TO DO — Return every record below exactly as written, but leave out the pictures.

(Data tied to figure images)
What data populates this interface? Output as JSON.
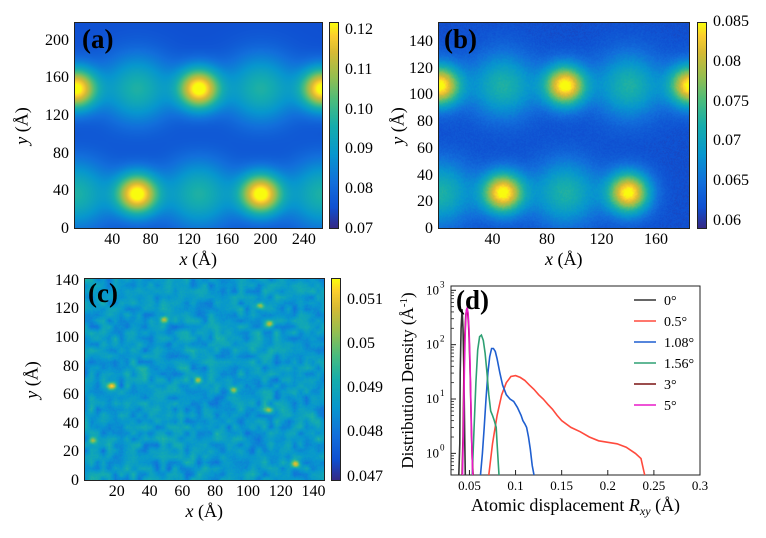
{
  "chart_data": [
    {
      "type": "heatmap",
      "panel_label": "(a)",
      "x_ticks": [
        "40",
        "80",
        "120",
        "160",
        "200",
        "240"
      ],
      "x_tick_values": [
        40,
        80,
        120,
        160,
        200,
        240
      ],
      "xlim": [
        0,
        260
      ],
      "y_ticks": [
        "0",
        "40",
        "80",
        "120",
        "160",
        "200"
      ],
      "y_tick_values": [
        0,
        40,
        80,
        120,
        160,
        200
      ],
      "ylim": [
        0,
        220
      ],
      "xlabel_var": "x",
      "xlabel_unit": " (Å)",
      "ylabel_var": "y",
      "ylabel_unit": " (Å)",
      "colorbar_ticks": [
        "0.12",
        "0.11",
        "0.10",
        "0.09",
        "0.08",
        "0.07"
      ],
      "colorbar_tick_values": [
        0.12,
        0.11,
        0.1,
        0.09,
        0.08,
        0.07
      ],
      "colorbar_range": [
        0.07,
        0.122
      ],
      "hotspots": [
        [
          0,
          150
        ],
        [
          130,
          150
        ],
        [
          260,
          150
        ],
        [
          65,
          37
        ],
        [
          195,
          37
        ]
      ],
      "secondary_spots": [
        [
          65,
          150
        ],
        [
          195,
          150
        ],
        [
          0,
          37
        ],
        [
          130,
          37
        ],
        [
          260,
          37
        ]
      ]
    },
    {
      "type": "heatmap",
      "panel_label": "(b)",
      "x_ticks": [
        "40",
        "80",
        "120",
        "160"
      ],
      "x_tick_values": [
        40,
        80,
        120,
        160
      ],
      "xlim": [
        0,
        185
      ],
      "y_ticks": [
        "0",
        "20",
        "40",
        "60",
        "80",
        "100",
        "120",
        "140"
      ],
      "y_tick_values": [
        0,
        20,
        40,
        60,
        80,
        100,
        120,
        140
      ],
      "ylim": [
        0,
        155
      ],
      "xlabel_var": "x",
      "xlabel_unit": " (Å)",
      "ylabel_var": "y",
      "ylabel_unit": " (Å)",
      "colorbar_ticks": [
        "0.085",
        "0.08",
        "0.075",
        "0.07",
        "0.065",
        "0.06"
      ],
      "colorbar_tick_values": [
        0.085,
        0.08,
        0.075,
        0.07,
        0.065,
        0.06
      ],
      "colorbar_range": [
        0.059,
        0.085
      ],
      "hotspots": [
        [
          0,
          108
        ],
        [
          93,
          108
        ],
        [
          186,
          108
        ],
        [
          47,
          27
        ],
        [
          140,
          27
        ]
      ],
      "secondary_spots": [
        [
          47,
          108
        ],
        [
          140,
          108
        ],
        [
          0,
          27
        ],
        [
          93,
          27
        ]
      ]
    },
    {
      "type": "heatmap",
      "panel_label": "(c)",
      "x_ticks": [
        "20",
        "40",
        "60",
        "80",
        "100",
        "120",
        "140"
      ],
      "x_tick_values": [
        20,
        40,
        60,
        80,
        100,
        120,
        140
      ],
      "xlim": [
        0,
        147
      ],
      "y_ticks": [
        "0",
        "20",
        "40",
        "60",
        "80",
        "100",
        "120",
        "140"
      ],
      "y_tick_values": [
        0,
        20,
        40,
        60,
        80,
        100,
        120,
        140
      ],
      "ylim": [
        0,
        142
      ],
      "xlabel_var": "x",
      "xlabel_unit": " (Å)",
      "ylabel_var": "y",
      "ylabel_unit": " (Å)",
      "colorbar_ticks": [
        "0.051",
        "0.05",
        "0.049",
        "0.048",
        "0.047"
      ],
      "colorbar_tick_values": [
        0.051,
        0.05,
        0.049,
        0.048,
        0.047
      ],
      "colorbar_range": [
        0.0469,
        0.0515
      ]
    },
    {
      "type": "line",
      "panel_label": "(d)",
      "xlabel_text": "Atomic displacement ",
      "xlabel_var": "R",
      "xlabel_sub": "xy",
      "xlabel_unit": " (Å)",
      "ylabel_text": "Distribution Density (Å",
      "ylabel_sup": "-1",
      "ylabel_close": ")",
      "x_scale": "linear",
      "y_scale": "log",
      "xlim": [
        0.03,
        0.3
      ],
      "ylim": [
        0.4,
        1200
      ],
      "x_ticks": [
        "0.05",
        "0.1",
        "0.15",
        "0.2",
        "0.25",
        "0.3"
      ],
      "x_tick_values": [
        0.05,
        0.1,
        0.15,
        0.2,
        0.25,
        0.3
      ],
      "y_ticks": [
        "10",
        "10",
        "10",
        "10"
      ],
      "y_tick_exponents": [
        "0",
        "1",
        "2",
        "3"
      ],
      "y_tick_values": [
        1,
        10,
        100,
        1000
      ],
      "legend_position": "top-right",
      "series": [
        {
          "name": "0°",
          "color": "#333333",
          "x": [
            0.0385,
            0.0395,
            0.04,
            0.041,
            0.042,
            0.043,
            0.044,
            0.045,
            0.0455
          ],
          "y": [
            0.4,
            1.5,
            30,
            200,
            450,
            200,
            30,
            1.5,
            0.4
          ]
        },
        {
          "name": "0.5°",
          "color": "#ff4a3d",
          "x": [
            0.071,
            0.075,
            0.08,
            0.085,
            0.09,
            0.095,
            0.1,
            0.105,
            0.11,
            0.115,
            0.12,
            0.125,
            0.13,
            0.135,
            0.14,
            0.145,
            0.15,
            0.16,
            0.17,
            0.18,
            0.19,
            0.2,
            0.21,
            0.22,
            0.23,
            0.236,
            0.24
          ],
          "y": [
            0.4,
            1.5,
            5,
            12,
            20,
            26,
            27,
            25,
            22,
            18,
            15,
            12,
            10,
            8,
            6.5,
            5,
            4,
            3,
            2.5,
            2,
            1.7,
            1.6,
            1.5,
            1.3,
            1.0,
            0.8,
            0.4
          ]
        },
        {
          "name": "1.08°",
          "color": "#1f5fd0",
          "x": [
            0.062,
            0.064,
            0.066,
            0.068,
            0.07,
            0.072,
            0.074,
            0.076,
            0.078,
            0.08,
            0.083,
            0.086,
            0.09,
            0.094,
            0.098,
            0.102,
            0.106,
            0.108,
            0.11,
            0.112,
            0.114,
            0.116,
            0.118,
            0.12
          ],
          "y": [
            0.4,
            1,
            3,
            10,
            30,
            60,
            85,
            85,
            75,
            55,
            30,
            18,
            12,
            10,
            9,
            7,
            5,
            4,
            3.5,
            3,
            2,
            1.2,
            0.6,
            0.4
          ]
        },
        {
          "name": "1.56°",
          "color": "#2ea073",
          "x": [
            0.053,
            0.055,
            0.057,
            0.059,
            0.061,
            0.063,
            0.065,
            0.067,
            0.069,
            0.071,
            0.073,
            0.075,
            0.077,
            0.079,
            0.08,
            0.081,
            0.082
          ],
          "y": [
            0.4,
            3,
            20,
            80,
            140,
            150,
            120,
            70,
            30,
            12,
            6,
            5,
            4,
            3,
            1.5,
            0.8,
            0.4
          ]
        },
        {
          "name": "3°",
          "color": "#7a1212",
          "x": [
            0.042,
            0.043,
            0.044,
            0.045,
            0.046,
            0.047,
            0.048,
            0.049,
            0.05,
            0.051,
            0.052,
            0.053,
            0.054
          ],
          "y": [
            0.4,
            2,
            30,
            150,
            350,
            450,
            400,
            250,
            90,
            20,
            3,
            0.8,
            0.4
          ]
        },
        {
          "name": "5°",
          "color": "#e81ac8",
          "x": [
            0.0425,
            0.0435,
            0.0445,
            0.0455,
            0.0465,
            0.0475,
            0.0485,
            0.0495,
            0.0505,
            0.0515,
            0.0525,
            0.0535
          ],
          "y": [
            0.4,
            2.5,
            35,
            180,
            400,
            480,
            380,
            200,
            60,
            10,
            1.5,
            0.4
          ]
        }
      ]
    }
  ]
}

RESULT OF THE EXERCISE —
What data populates this interface? Output as JSON.
{
  "chart_data": [
    {
      "type": "heatmap",
      "panel_label": "(a)",
      "x_ticks": [
        "40",
        "80",
        "120",
        "160",
        "200",
        "240"
      ],
      "x_tick_values": [
        40,
        80,
        120,
        160,
        200,
        240
      ],
      "xlim": [
        0,
        260
      ],
      "y_ticks": [
        "0",
        "40",
        "80",
        "120",
        "160",
        "200"
      ],
      "y_tick_values": [
        0,
        40,
        80,
        120,
        160,
        200
      ],
      "ylim": [
        0,
        220
      ],
      "xlabel_var": "x",
      "xlabel_unit": " (Å)",
      "ylabel_var": "y",
      "ylabel_unit": " (Å)",
      "colorbar_ticks": [
        "0.12",
        "0.11",
        "0.10",
        "0.09",
        "0.08",
        "0.07"
      ],
      "colorbar_tick_values": [
        0.12,
        0.11,
        0.1,
        0.09,
        0.08,
        0.07
      ],
      "colorbar_range": [
        0.07,
        0.122
      ],
      "hotspots": [
        [
          0,
          150
        ],
        [
          130,
          150
        ],
        [
          260,
          150
        ],
        [
          65,
          37
        ],
        [
          195,
          37
        ]
      ],
      "secondary_spots": [
        [
          65,
          150
        ],
        [
          195,
          150
        ],
        [
          0,
          37
        ],
        [
          130,
          37
        ],
        [
          260,
          37
        ]
      ]
    },
    {
      "type": "heatmap",
      "panel_label": "(b)",
      "x_ticks": [
        "40",
        "80",
        "120",
        "160"
      ],
      "x_tick_values": [
        40,
        80,
        120,
        160
      ],
      "xlim": [
        0,
        185
      ],
      "y_ticks": [
        "0",
        "20",
        "40",
        "60",
        "80",
        "100",
        "120",
        "140"
      ],
      "y_tick_values": [
        0,
        20,
        40,
        60,
        80,
        100,
        120,
        140
      ],
      "ylim": [
        0,
        155
      ],
      "xlabel_var": "x",
      "xlabel_unit": " (Å)",
      "ylabel_var": "y",
      "ylabel_unit": " (Å)",
      "colorbar_ticks": [
        "0.085",
        "0.08",
        "0.075",
        "0.07",
        "0.065",
        "0.06"
      ],
      "colorbar_tick_values": [
        0.085,
        0.08,
        0.075,
        0.07,
        0.065,
        0.06
      ],
      "colorbar_range": [
        0.059,
        0.085
      ],
      "hotspots": [
        [
          0,
          108
        ],
        [
          93,
          108
        ],
        [
          186,
          108
        ],
        [
          47,
          27
        ],
        [
          140,
          27
        ]
      ],
      "secondary_spots": [
        [
          47,
          108
        ],
        [
          140,
          108
        ],
        [
          0,
          27
        ],
        [
          93,
          27
        ]
      ]
    },
    {
      "type": "heatmap",
      "panel_label": "(c)",
      "x_ticks": [
        "20",
        "40",
        "60",
        "80",
        "100",
        "120",
        "140"
      ],
      "x_tick_values": [
        20,
        40,
        60,
        80,
        100,
        120,
        140
      ],
      "xlim": [
        0,
        147
      ],
      "y_ticks": [
        "0",
        "20",
        "40",
        "60",
        "80",
        "100",
        "120",
        "140"
      ],
      "y_tick_values": [
        0,
        20,
        40,
        60,
        80,
        100,
        120,
        140
      ],
      "ylim": [
        0,
        142
      ],
      "xlabel_var": "x",
      "xlabel_unit": " (Å)",
      "ylabel_var": "y",
      "ylabel_unit": " (Å)",
      "colorbar_ticks": [
        "0.051",
        "0.05",
        "0.049",
        "0.048",
        "0.047"
      ],
      "colorbar_tick_values": [
        0.051,
        0.05,
        0.049,
        0.048,
        0.047
      ],
      "colorbar_range": [
        0.0469,
        0.0515
      ]
    },
    {
      "type": "line",
      "panel_label": "(d)",
      "xlabel_text": "Atomic displacement ",
      "xlabel_var": "R",
      "xlabel_sub": "xy",
      "xlabel_unit": " (Å)",
      "ylabel_text": "Distribution Density (Å",
      "ylabel_sup": "-1",
      "ylabel_close": ")",
      "x_scale": "linear",
      "y_scale": "log",
      "xlim": [
        0.03,
        0.3
      ],
      "ylim": [
        0.4,
        1200
      ],
      "x_ticks": [
        "0.05",
        "0.1",
        "0.15",
        "0.2",
        "0.25",
        "0.3"
      ],
      "x_tick_values": [
        0.05,
        0.1,
        0.15,
        0.2,
        0.25,
        0.3
      ],
      "y_ticks": [
        "10",
        "10",
        "10",
        "10"
      ],
      "y_tick_exponents": [
        "0",
        "1",
        "2",
        "3"
      ],
      "y_tick_values": [
        1,
        10,
        100,
        1000
      ],
      "legend_position": "top-right",
      "series": [
        {
          "name": "0°",
          "color": "#333333",
          "x": [
            0.0385,
            0.0395,
            0.04,
            0.041,
            0.042,
            0.043,
            0.044,
            0.045,
            0.0455
          ],
          "y": [
            0.4,
            1.5,
            30,
            200,
            450,
            200,
            30,
            1.5,
            0.4
          ]
        },
        {
          "name": "0.5°",
          "color": "#ff4a3d",
          "x": [
            0.071,
            0.075,
            0.08,
            0.085,
            0.09,
            0.095,
            0.1,
            0.105,
            0.11,
            0.115,
            0.12,
            0.125,
            0.13,
            0.135,
            0.14,
            0.145,
            0.15,
            0.16,
            0.17,
            0.18,
            0.19,
            0.2,
            0.21,
            0.22,
            0.23,
            0.236,
            0.24
          ],
          "y": [
            0.4,
            1.5,
            5,
            12,
            20,
            26,
            27,
            25,
            22,
            18,
            15,
            12,
            10,
            8,
            6.5,
            5,
            4,
            3,
            2.5,
            2,
            1.7,
            1.6,
            1.5,
            1.3,
            1.0,
            0.8,
            0.4
          ]
        },
        {
          "name": "1.08°",
          "color": "#1f5fd0",
          "x": [
            0.062,
            0.064,
            0.066,
            0.068,
            0.07,
            0.072,
            0.074,
            0.076,
            0.078,
            0.08,
            0.083,
            0.086,
            0.09,
            0.094,
            0.098,
            0.102,
            0.106,
            0.108,
            0.11,
            0.112,
            0.114,
            0.116,
            0.118,
            0.12
          ],
          "y": [
            0.4,
            1,
            3,
            10,
            30,
            60,
            85,
            85,
            75,
            55,
            30,
            18,
            12,
            10,
            9,
            7,
            5,
            4,
            3.5,
            3,
            2,
            1.2,
            0.6,
            0.4
          ]
        },
        {
          "name": "1.56°",
          "color": "#2ea073",
          "x": [
            0.053,
            0.055,
            0.057,
            0.059,
            0.061,
            0.063,
            0.065,
            0.067,
            0.069,
            0.071,
            0.073,
            0.075,
            0.077,
            0.079,
            0.08,
            0.081,
            0.082
          ],
          "y": [
            0.4,
            3,
            20,
            80,
            140,
            150,
            120,
            70,
            30,
            12,
            6,
            5,
            4,
            3,
            1.5,
            0.8,
            0.4
          ]
        },
        {
          "name": "3°",
          "color": "#7a1212",
          "x": [
            0.042,
            0.043,
            0.044,
            0.045,
            0.046,
            0.047,
            0.048,
            0.049,
            0.05,
            0.051,
            0.052,
            0.053,
            0.054
          ],
          "y": [
            0.4,
            2,
            30,
            150,
            350,
            450,
            400,
            250,
            90,
            20,
            3,
            0.8,
            0.4
          ]
        },
        {
          "name": "5°",
          "color": "#e81ac8",
          "x": [
            0.0425,
            0.0435,
            0.0445,
            0.0455,
            0.0465,
            0.0475,
            0.0485,
            0.0495,
            0.0505,
            0.0515,
            0.0525,
            0.0535
          ],
          "y": [
            0.4,
            2.5,
            35,
            180,
            400,
            480,
            380,
            200,
            60,
            10,
            1.5,
            0.4
          ]
        }
      ]
    }
  ]
}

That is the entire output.